Task goal:
Could you write out every entry exactly as it stands?

--- start ---

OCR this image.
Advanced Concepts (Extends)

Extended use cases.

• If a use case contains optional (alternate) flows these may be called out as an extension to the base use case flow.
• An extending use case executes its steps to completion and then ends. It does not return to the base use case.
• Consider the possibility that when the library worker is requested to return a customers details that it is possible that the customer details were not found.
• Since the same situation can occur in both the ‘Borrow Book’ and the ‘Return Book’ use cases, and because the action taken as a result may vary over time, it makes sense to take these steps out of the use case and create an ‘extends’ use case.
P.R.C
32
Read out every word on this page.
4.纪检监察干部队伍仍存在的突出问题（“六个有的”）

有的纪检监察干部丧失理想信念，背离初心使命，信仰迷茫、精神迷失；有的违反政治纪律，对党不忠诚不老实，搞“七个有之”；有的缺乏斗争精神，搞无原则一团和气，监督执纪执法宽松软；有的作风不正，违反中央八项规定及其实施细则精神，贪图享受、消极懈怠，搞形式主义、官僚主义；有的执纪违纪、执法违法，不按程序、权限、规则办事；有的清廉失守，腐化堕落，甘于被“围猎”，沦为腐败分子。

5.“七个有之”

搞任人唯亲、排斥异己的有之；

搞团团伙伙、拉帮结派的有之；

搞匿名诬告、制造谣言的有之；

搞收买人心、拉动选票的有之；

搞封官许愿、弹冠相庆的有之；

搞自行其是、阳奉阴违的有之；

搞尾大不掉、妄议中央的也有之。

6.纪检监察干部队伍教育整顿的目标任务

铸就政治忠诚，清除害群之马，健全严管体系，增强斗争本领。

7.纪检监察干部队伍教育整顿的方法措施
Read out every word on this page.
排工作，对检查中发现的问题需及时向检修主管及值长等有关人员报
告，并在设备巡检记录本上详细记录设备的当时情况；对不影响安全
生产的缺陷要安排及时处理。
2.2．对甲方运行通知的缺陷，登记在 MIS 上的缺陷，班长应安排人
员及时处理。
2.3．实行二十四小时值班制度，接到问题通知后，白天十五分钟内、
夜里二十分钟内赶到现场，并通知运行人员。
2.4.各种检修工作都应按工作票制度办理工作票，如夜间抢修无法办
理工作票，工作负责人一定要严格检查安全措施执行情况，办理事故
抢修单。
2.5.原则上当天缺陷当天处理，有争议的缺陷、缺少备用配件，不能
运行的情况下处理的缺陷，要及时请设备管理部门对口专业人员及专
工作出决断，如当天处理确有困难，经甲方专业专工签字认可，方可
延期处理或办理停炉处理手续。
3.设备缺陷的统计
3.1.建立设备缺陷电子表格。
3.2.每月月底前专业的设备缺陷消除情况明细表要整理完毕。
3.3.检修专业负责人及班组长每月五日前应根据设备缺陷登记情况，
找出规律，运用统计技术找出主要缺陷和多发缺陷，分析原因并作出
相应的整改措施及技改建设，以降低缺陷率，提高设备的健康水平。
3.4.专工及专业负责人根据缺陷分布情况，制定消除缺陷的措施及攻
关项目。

--- end ---

Response:
OCR this image.
Advanced Concepts (Extends)

Extended use cases.

• If a use case contains optional (alternate) flows these may be called out as an extension to the base use case flow.
• An extending use case executes its steps to completion and then ends. It does not return to the base use case.
• Consider the possibility that when the library worker is requested to return a customers details that it is possible that the customer details were not found.
• Since the same situation can occur in both the ‘Borrow Book’ and the ‘Return Book’ use cases, and because the action taken as a result may vary over time, it makes sense to take these steps out of the use case and create an ‘extends’ use case.
P.R.C
32
Read out every word on this page.
4.纪检监察干部队伍仍存在的突出问题（“六个有的”）

有的纪检监察干部丧失理想信念，背离初心使命，信仰迷茫、精神迷失；有的违反政治纪律，对党不忠诚不老实，搞“七个有之”；有的缺乏斗争精神，搞无原则一团和气，监督执纪执法宽松软；有的作风不正，违反中央八项规定及其实施细则精神，贪图享受、消极懈怠，搞形式主义、官僚主义；有的执纪违纪、执法违法，不按程序、权限、规则办事；有的清廉失守，腐化堕落，甘于被“围猎”，沦为腐败分子。

5.“七个有之”

搞任人唯亲、排斥异己的有之；

搞团团伙伙、拉帮结派的有之；

搞匿名诬告、制造谣言的有之；

搞收买人心、拉动选票的有之；

搞封官许愿、弹冠相庆的有之；

搞自行其是、阳奉阴违的有之；

搞尾大不掉、妄议中央的也有之。

6.纪检监察干部队伍教育整顿的目标任务

铸就政治忠诚，清除害群之马，健全严管体系，增强斗争本领。

7.纪检监察干部队伍教育整顿的方法措施
Read out every word on this page.
排工作，对检查中发现的问题需及时向检修主管及值长等有关人员报
告，并在设备巡检记录本上详细记录设备的当时情况；对不影响安全
生产的缺陷要安排及时处理。
2.2．对甲方运行通知的缺陷，登记在 MIS 上的缺陷，班长应安排人
员及时处理。
2.3．实行二十四小时值班制度，接到问题通知后，白天十五分钟内、
夜里二十分钟内赶到现场，并通知运行人员。
2.4.各种检修工作都应按工作票制度办理工作票，如夜间抢修无法办
理工作票，工作负责人一定要严格检查安全措施执行情况，办理事故
抢修单。
2.5.原则上当天缺陷当天处理，有争议的缺陷、缺少备用配件，不能
运行的情况下处理的缺陷，要及时请设备管理部门对口专业人员及专
工作出决断，如当天处理确有困难，经甲方专业专工签字认可，方可
延期处理或办理停炉处理手续。
3.设备缺陷的统计
3.1.建立设备缺陷电子表格。
3.2.每月月底前专业的设备缺陷消除情况明细表要整理完毕。
3.3.检修专业负责人及班组长每月五日前应根据设备缺陷登记情况，
找出规律，运用统计技术找出主要缺陷和多发缺陷，分析原因并作出
相应的整改措施及技改建设，以降低缺陷率，提高设备的健康水平。
3.4.专工及专业负责人根据缺陷分布情况，制定消除缺陷的措施及攻
关项目。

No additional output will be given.